**What you will do**
Print all of the lines exactly. Any picture among them stays out.

[Stored items from a collection]
Begin
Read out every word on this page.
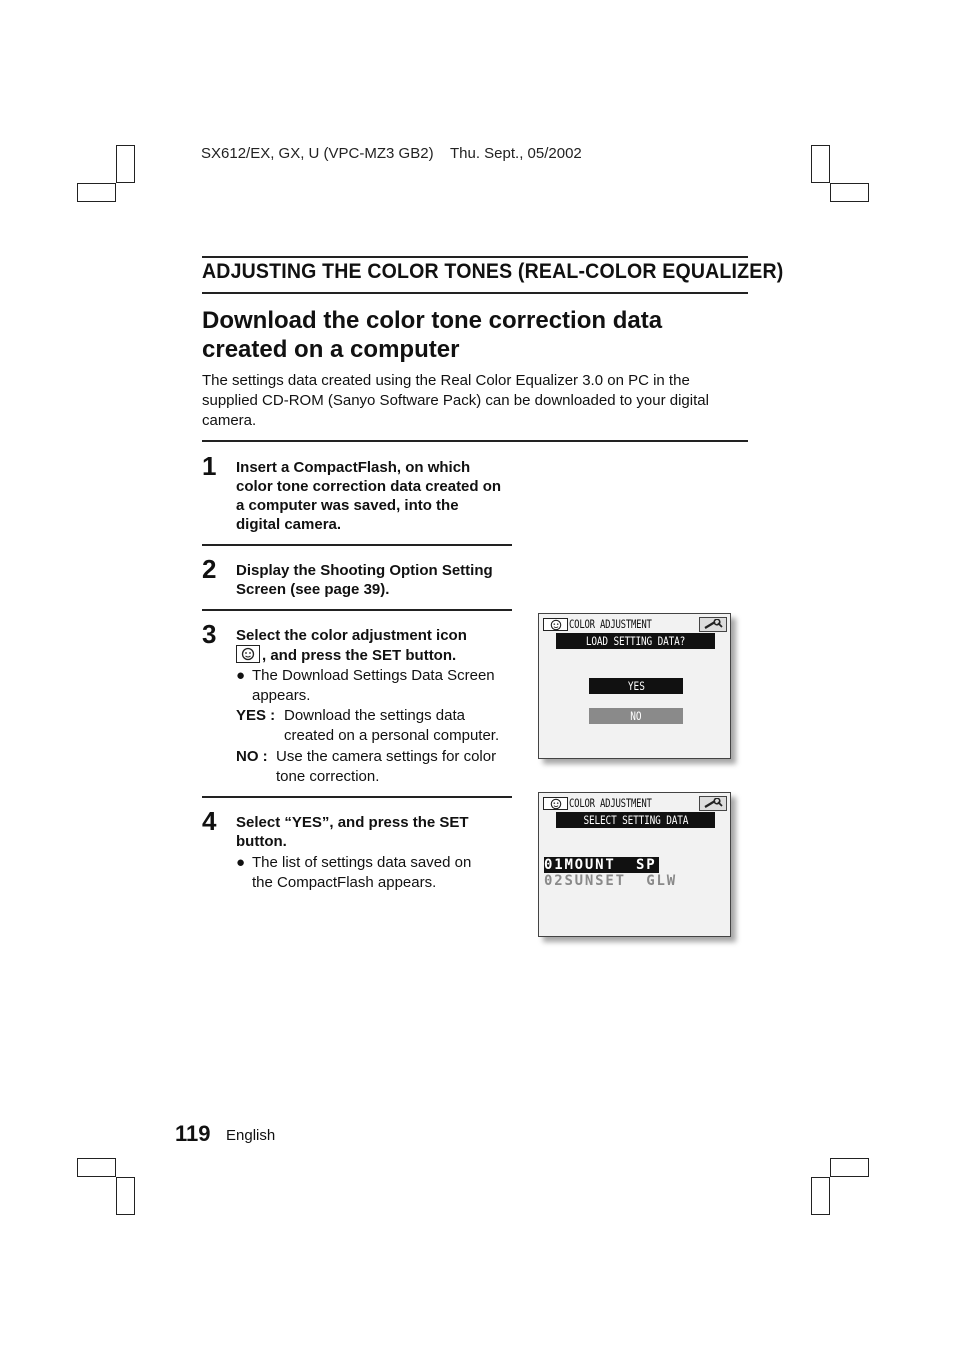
SX612/EX, GX, U (VPC-MZ3 GB2) Thu. Sept., 05/2002
ADJUSTING THE COLOR TONES (REAL-COLOR EQUALIZER)
Download the color tone correction data
created on a computer
The settings data created using the Real Color Equalizer 3.0 on PC in the supplied CD-ROM (Sanyo Software Pack) can be downloaded to your digital camera.
1 Insert a CompactFlash, on which color tone correction data created on a computer was saved, into the digital camera.
2 Display the Shooting Option Setting Screen (see page 39).
3 Select the color adjustment icon

, and press the SET button.
● The Download Settings Data Screen appears.
YES : Download the settings data created on a personal computer.
NO : Use the camera settings for color tone correction.
4 Select “YES”, and press the SET button.
● The list of settings data saved on the CompactFlash appears.
COLOR ADJUSTMENT
LOAD SETTING DATA?
YES
NO
COLOR ADJUSTMENT
SELECT SETTING DATA
01MOUNT  SP
02SUNSET  GLW
119 English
End
**Task response**
Read out every word on this page.
SX612/EX, GX, U (VPC-MZ3 GB2) Thu. Sept., 05/2002
ADJUSTING THE COLOR TONES (REAL-COLOR EQUALIZER)
Download the color tone correction data
created on a computer
The settings data created using the Real Color Equalizer 3.0 on PC in the supplied CD-ROM (Sanyo Software Pack) can be downloaded to your digital camera.
1 Insert a CompactFlash, on which color tone correction data created on a computer was saved, into the digital camera.
2 Display the Shooting Option Setting Screen (see page 39).
3 Select the color adjustment icon

, and press the SET button.
● The Download Settings Data Screen appears.
YES : Download the settings data created on a personal computer.
NO : Use the camera settings for color tone correction.
4 Select “YES”, and press the SET button.
● The list of settings data saved on the CompactFlash appears.
COLOR ADJUSTMENT
LOAD SETTING DATA?
YES
NO
COLOR ADJUSTMENT
SELECT SETTING DATA
01MOUNT  SP
02SUNSET  GLW
119 English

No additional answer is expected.